• **JOB**
What follows is a listing; restate every line of it word for word.

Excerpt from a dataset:
start
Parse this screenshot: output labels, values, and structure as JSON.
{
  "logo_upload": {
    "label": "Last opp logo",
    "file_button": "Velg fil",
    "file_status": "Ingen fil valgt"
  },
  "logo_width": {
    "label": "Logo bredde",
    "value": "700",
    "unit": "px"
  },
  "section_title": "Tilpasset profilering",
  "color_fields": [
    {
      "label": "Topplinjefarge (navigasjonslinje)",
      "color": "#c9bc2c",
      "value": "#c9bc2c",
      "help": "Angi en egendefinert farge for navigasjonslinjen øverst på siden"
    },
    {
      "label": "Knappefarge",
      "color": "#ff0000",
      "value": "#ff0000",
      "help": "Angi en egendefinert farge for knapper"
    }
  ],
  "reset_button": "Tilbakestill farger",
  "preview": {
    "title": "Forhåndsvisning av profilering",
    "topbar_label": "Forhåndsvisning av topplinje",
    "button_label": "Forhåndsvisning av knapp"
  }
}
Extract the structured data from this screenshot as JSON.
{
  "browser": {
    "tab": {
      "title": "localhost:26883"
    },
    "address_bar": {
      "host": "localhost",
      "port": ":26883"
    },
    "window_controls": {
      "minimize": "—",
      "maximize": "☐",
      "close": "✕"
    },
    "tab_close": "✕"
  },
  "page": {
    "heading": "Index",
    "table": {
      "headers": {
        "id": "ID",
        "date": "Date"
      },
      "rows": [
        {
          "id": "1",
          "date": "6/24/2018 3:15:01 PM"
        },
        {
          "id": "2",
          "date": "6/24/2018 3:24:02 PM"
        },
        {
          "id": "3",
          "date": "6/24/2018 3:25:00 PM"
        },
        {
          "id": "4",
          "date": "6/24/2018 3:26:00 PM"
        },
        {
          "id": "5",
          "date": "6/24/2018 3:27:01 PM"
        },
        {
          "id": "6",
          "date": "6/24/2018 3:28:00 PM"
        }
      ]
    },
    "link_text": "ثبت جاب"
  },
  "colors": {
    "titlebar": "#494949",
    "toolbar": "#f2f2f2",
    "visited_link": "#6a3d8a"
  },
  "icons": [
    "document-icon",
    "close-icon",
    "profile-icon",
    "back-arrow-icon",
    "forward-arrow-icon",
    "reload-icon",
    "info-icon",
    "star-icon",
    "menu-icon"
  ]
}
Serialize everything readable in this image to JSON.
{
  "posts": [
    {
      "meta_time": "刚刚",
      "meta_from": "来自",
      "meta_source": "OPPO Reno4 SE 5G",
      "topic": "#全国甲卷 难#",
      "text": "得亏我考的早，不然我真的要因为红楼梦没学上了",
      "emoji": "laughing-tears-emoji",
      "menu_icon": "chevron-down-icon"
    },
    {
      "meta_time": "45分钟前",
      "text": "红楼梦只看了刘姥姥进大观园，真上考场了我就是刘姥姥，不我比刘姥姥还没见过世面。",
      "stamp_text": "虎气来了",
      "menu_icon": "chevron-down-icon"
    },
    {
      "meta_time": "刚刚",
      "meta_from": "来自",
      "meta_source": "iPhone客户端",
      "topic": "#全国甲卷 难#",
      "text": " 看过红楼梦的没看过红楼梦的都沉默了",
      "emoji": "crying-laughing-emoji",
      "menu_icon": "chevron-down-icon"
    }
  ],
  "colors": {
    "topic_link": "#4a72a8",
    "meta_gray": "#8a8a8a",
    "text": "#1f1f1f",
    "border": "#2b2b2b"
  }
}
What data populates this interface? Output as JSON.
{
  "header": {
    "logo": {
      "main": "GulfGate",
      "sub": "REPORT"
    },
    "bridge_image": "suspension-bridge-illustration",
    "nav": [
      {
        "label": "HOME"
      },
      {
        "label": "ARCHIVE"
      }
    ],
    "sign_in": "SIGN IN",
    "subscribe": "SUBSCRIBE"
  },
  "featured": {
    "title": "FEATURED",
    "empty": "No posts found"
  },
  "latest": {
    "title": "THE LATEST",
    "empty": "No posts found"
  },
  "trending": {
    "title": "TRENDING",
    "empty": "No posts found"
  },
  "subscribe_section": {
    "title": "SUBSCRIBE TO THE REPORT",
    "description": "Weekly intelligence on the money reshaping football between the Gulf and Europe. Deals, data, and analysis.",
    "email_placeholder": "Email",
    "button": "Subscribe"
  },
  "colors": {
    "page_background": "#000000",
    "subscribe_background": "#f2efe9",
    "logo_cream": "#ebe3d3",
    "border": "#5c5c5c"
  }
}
end
• **ANSWER TO THE TASK**
Parse this screenshot: output labels, values, and structure as JSON.
{
  "logo_upload": {
    "label": "Last opp logo",
    "file_button": "Velg fil",
    "file_status": "Ingen fil valgt"
  },
  "logo_width": {
    "label": "Logo bredde",
    "value": "700",
    "unit": "px"
  },
  "section_title": "Tilpasset profilering",
  "color_fields": [
    {
      "label": "Topplinjefarge (navigasjonslinje)",
      "color": "#c9bc2c",
      "value": "#c9bc2c",
      "help": "Angi en egendefinert farge for navigasjonslinjen øverst på siden"
    },
    {
      "label": "Knappefarge",
      "color": "#ff0000",
      "value": "#ff0000",
      "help": "Angi en egendefinert farge for knapper"
    }
  ],
  "reset_button": "Tilbakestill farger",
  "preview": {
    "title": "Forhåndsvisning av profilering",
    "topbar_label": "Forhåndsvisning av topplinje",
    "button_label": "Forhåndsvisning av knapp"
  }
}
Extract the structured data from this screenshot as JSON.
{
  "browser": {
    "tab": {
      "title": "localhost:26883"
    },
    "address_bar": {
      "host": "localhost",
      "port": ":26883"
    },
    "window_controls": {
      "minimize": "—",
      "maximize": "☐",
      "close": "✕"
    },
    "tab_close": "✕"
  },
  "page": {
    "heading": "Index",
    "table": {
      "headers": {
        "id": "ID",
        "date": "Date"
      },
      "rows": [
        {
          "id": "1",
          "date": "6/24/2018 3:15:01 PM"
        },
        {
          "id": "2",
          "date": "6/24/2018 3:24:02 PM"
        },
        {
          "id": "3",
          "date": "6/24/2018 3:25:00 PM"
        },
        {
          "id": "4",
          "date": "6/24/2018 3:26:00 PM"
        },
        {
          "id": "5",
          "date": "6/24/2018 3:27:01 PM"
        },
        {
          "id": "6",
          "date": "6/24/2018 3:28:00 PM"
        }
      ]
    },
    "link_text": "ثبت جاب"
  },
  "colors": {
    "titlebar": "#494949",
    "toolbar": "#f2f2f2",
    "visited_link": "#6a3d8a"
  },
  "icons": [
    "document-icon",
    "close-icon",
    "profile-icon",
    "back-arrow-icon",
    "forward-arrow-icon",
    "reload-icon",
    "info-icon",
    "star-icon",
    "menu-icon"
  ]
}
Serialize everything readable in this image to JSON.
{
  "posts": [
    {
      "meta_time": "刚刚",
      "meta_from": "来自",
      "meta_source": "OPPO Reno4 SE 5G",
      "topic": "#全国甲卷 难#",
      "text": "得亏我考的早，不然我真的要因为红楼梦没学上了",
      "emoji": "laughing-tears-emoji",
      "menu_icon": "chevron-down-icon"
    },
    {
      "meta_time": "45分钟前",
      "text": "红楼梦只看了刘姥姥进大观园，真上考场了我就是刘姥姥，不我比刘姥姥还没见过世面。",
      "stamp_text": "虎气来了",
      "menu_icon": "chevron-down-icon"
    },
    {
      "meta_time": "刚刚",
      "meta_from": "来自",
      "meta_source": "iPhone客户端",
      "topic": "#全国甲卷 难#",
      "text": " 看过红楼梦的没看过红楼梦的都沉默了",
      "emoji": "crying-laughing-emoji",
      "menu_icon": "chevron-down-icon"
    }
  ],
  "colors": {
    "topic_link": "#4a72a8",
    "meta_gray": "#8a8a8a",
    "text": "#1f1f1f",
    "border": "#2b2b2b"
  }
}
What data populates this interface? Output as JSON.
{
  "header": {
    "logo": {
      "main": "GulfGate",
      "sub": "REPORT"
    },
    "bridge_image": "suspension-bridge-illustration",
    "nav": [
      {
        "label": "HOME"
      },
      {
        "label": "ARCHIVE"
      }
    ],
    "sign_in": "SIGN IN",
    "subscribe": "SUBSCRIBE"
  },
  "featured": {
    "title": "FEATURED",
    "empty": "No posts found"
  },
  "latest": {
    "title": "THE LATEST",
    "empty": "No posts found"
  },
  "trending": {
    "title": "TRENDING",
    "empty": "No posts found"
  },
  "subscribe_section": {
    "title": "SUBSCRIBE TO THE REPORT",
    "description": "Weekly intelligence on the money reshaping football between the Gulf and Europe. Deals, data, and analysis.",
    "email_placeholder": "Email",
    "button": "Subscribe"
  },
  "colors": {
    "page_background": "#000000",
    "subscribe_background": "#f2efe9",
    "logo_cream": "#ebe3d3",
    "border": "#5c5c5c"
  }
}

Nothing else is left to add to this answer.